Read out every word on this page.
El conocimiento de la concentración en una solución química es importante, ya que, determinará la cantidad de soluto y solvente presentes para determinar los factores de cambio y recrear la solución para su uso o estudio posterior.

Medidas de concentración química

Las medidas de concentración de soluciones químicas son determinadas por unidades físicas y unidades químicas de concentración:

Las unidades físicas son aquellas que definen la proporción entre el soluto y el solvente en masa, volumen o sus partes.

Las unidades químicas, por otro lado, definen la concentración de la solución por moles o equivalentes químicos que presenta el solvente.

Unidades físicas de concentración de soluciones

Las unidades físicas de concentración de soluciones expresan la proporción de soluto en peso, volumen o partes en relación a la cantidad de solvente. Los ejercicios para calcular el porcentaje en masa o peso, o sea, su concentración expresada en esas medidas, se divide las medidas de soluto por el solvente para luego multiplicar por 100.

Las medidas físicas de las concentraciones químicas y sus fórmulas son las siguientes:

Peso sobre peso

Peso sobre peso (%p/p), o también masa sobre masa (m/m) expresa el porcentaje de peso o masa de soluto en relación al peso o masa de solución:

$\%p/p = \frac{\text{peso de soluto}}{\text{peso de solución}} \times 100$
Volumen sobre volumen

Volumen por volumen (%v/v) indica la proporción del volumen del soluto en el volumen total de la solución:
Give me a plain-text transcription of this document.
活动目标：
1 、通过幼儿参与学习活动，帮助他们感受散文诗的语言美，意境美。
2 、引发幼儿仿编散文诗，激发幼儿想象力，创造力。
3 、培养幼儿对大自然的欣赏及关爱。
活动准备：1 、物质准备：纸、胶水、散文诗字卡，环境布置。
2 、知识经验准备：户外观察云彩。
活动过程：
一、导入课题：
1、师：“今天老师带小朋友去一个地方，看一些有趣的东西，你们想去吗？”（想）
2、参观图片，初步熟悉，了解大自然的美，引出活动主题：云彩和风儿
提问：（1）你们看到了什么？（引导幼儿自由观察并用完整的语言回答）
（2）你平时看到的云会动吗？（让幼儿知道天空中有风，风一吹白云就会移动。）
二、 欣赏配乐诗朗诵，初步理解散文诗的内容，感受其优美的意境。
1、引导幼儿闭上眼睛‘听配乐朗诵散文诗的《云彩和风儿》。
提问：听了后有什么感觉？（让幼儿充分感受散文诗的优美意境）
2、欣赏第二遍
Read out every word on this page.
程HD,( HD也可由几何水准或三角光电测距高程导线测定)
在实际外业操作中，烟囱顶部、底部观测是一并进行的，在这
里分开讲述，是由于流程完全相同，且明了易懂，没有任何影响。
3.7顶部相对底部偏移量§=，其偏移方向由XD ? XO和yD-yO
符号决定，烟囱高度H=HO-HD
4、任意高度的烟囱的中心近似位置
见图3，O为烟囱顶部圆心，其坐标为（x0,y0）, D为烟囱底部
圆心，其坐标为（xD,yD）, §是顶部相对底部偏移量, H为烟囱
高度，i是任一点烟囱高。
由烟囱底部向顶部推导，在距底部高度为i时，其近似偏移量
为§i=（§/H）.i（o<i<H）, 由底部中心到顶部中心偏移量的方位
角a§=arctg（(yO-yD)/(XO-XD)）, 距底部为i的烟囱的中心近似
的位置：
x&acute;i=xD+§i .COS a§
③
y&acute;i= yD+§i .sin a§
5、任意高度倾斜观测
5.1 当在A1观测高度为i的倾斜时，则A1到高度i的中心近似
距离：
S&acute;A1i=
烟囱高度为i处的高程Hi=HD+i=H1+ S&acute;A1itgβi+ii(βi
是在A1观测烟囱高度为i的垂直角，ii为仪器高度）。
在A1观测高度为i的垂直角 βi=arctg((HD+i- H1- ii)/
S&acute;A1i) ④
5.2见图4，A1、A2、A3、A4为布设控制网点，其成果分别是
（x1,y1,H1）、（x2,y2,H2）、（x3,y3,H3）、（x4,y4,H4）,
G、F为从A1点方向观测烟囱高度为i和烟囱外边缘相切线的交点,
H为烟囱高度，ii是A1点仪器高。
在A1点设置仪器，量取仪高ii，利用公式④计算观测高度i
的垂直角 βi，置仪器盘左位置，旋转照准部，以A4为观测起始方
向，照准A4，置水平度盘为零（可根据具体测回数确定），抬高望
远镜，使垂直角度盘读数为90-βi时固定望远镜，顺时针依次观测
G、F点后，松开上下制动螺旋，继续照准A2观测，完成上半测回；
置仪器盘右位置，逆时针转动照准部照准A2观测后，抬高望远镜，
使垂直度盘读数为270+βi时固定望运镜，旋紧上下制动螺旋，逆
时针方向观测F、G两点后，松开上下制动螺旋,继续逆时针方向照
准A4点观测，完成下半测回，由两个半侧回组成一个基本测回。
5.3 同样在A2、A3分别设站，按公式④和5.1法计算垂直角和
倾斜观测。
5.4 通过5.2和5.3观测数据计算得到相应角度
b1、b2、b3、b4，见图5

--

* [JOB]: Your task is to transcribe the material exactly.

* [SOLUTION FOR THIS PROBLEM]:
Read out every word on this page.
El conocimiento de la concentración en una solución química es importante, ya que, determinará la cantidad de soluto y solvente presentes para determinar los factores de cambio y recrear la solución para su uso o estudio posterior.

Medidas de concentración química

Las medidas de concentración de soluciones químicas son determinadas por unidades físicas y unidades químicas de concentración:

Las unidades físicas son aquellas que definen la proporción entre el soluto y el solvente en masa, volumen o sus partes.

Las unidades químicas, por otro lado, definen la concentración de la solución por moles o equivalentes químicos que presenta el solvente.

Unidades físicas de concentración de soluciones

Las unidades físicas de concentración de soluciones expresan la proporción de soluto en peso, volumen o partes en relación a la cantidad de solvente. Los ejercicios para calcular el porcentaje en masa o peso, o sea, su concentración expresada en esas medidas, se divide las medidas de soluto por el solvente para luego multiplicar por 100.

Las medidas físicas de las concentraciones químicas y sus fórmulas son las siguientes:

Peso sobre peso

Peso sobre peso (%p/p), o también masa sobre masa (m/m) expresa el porcentaje de peso o masa de soluto en relación al peso o masa de solución:

$\%p/p = \frac{\text{peso de soluto}}{\text{peso de solución}} \times 100$
Volumen sobre volumen

Volumen por volumen (%v/v) indica la proporción del volumen del soluto en el volumen total de la solución:
Give me a plain-text transcription of this document.
活动目标：
1 、通过幼儿参与学习活动，帮助他们感受散文诗的语言美，意境美。
2 、引发幼儿仿编散文诗，激发幼儿想象力，创造力。
3 、培养幼儿对大自然的欣赏及关爱。
活动准备：1 、物质准备：纸、胶水、散文诗字卡，环境布置。
2 、知识经验准备：户外观察云彩。
活动过程：
一、导入课题：
1、师：“今天老师带小朋友去一个地方，看一些有趣的东西，你们想去吗？”（想）
2、参观图片，初步熟悉，了解大自然的美，引出活动主题：云彩和风儿
提问：（1）你们看到了什么？（引导幼儿自由观察并用完整的语言回答）
（2）你平时看到的云会动吗？（让幼儿知道天空中有风，风一吹白云就会移动。）
二、 欣赏配乐诗朗诵，初步理解散文诗的内容，感受其优美的意境。
1、引导幼儿闭上眼睛‘听配乐朗诵散文诗的《云彩和风儿》。
提问：听了后有什么感觉？（让幼儿充分感受散文诗的优美意境）
2、欣赏第二遍
Read out every word on this page.
程HD,( HD也可由几何水准或三角光电测距高程导线测定)
在实际外业操作中，烟囱顶部、底部观测是一并进行的，在这
里分开讲述，是由于流程完全相同，且明了易懂，没有任何影响。
3.7顶部相对底部偏移量§=，其偏移方向由XD ? XO和yD-yO
符号决定，烟囱高度H=HO-HD
4、任意高度的烟囱的中心近似位置
见图3，O为烟囱顶部圆心，其坐标为（x0,y0）, D为烟囱底部
圆心，其坐标为（xD,yD）, §是顶部相对底部偏移量, H为烟囱
高度，i是任一点烟囱高。
由烟囱底部向顶部推导，在距底部高度为i时，其近似偏移量
为§i=（§/H）.i（o<i<H）, 由底部中心到顶部中心偏移量的方位
角a§=arctg（(yO-yD)/(XO-XD)）, 距底部为i的烟囱的中心近似
的位置：
x&acute;i=xD+§i .COS a§
③
y&acute;i= yD+§i .sin a§
5、任意高度倾斜观测
5.1 当在A1观测高度为i的倾斜时，则A1到高度i的中心近似
距离：
S&acute;A1i=
烟囱高度为i处的高程Hi=HD+i=H1+ S&acute;A1itgβi+ii(βi
是在A1观测烟囱高度为i的垂直角，ii为仪器高度）。
在A1观测高度为i的垂直角 βi=arctg((HD+i- H1- ii)/
S&acute;A1i) ④
5.2见图4，A1、A2、A3、A4为布设控制网点，其成果分别是
（x1,y1,H1）、（x2,y2,H2）、（x3,y3,H3）、（x4,y4,H4）,
G、F为从A1点方向观测烟囱高度为i和烟囱外边缘相切线的交点,
H为烟囱高度，ii是A1点仪器高。
在A1点设置仪器，量取仪高ii，利用公式④计算观测高度i
的垂直角 βi，置仪器盘左位置，旋转照准部，以A4为观测起始方
向，照准A4，置水平度盘为零（可根据具体测回数确定），抬高望
远镜，使垂直角度盘读数为90-βi时固定望远镜，顺时针依次观测
G、F点后，松开上下制动螺旋，继续照准A2观测，完成上半测回；
置仪器盘右位置，逆时针转动照准部照准A2观测后，抬高望远镜，
使垂直度盘读数为270+βi时固定望运镜，旋紧上下制动螺旋，逆
时针方向观测F、G两点后，松开上下制动螺旋,继续逆时针方向照
准A4点观测，完成下半测回，由两个半侧回组成一个基本测回。
5.3 同样在A2、A3分别设站，按公式④和5.1法计算垂直角和
倾斜观测。
5.4 通过5.2和5.3观测数据计算得到相应角度
b1、b2、b3、b4，见图5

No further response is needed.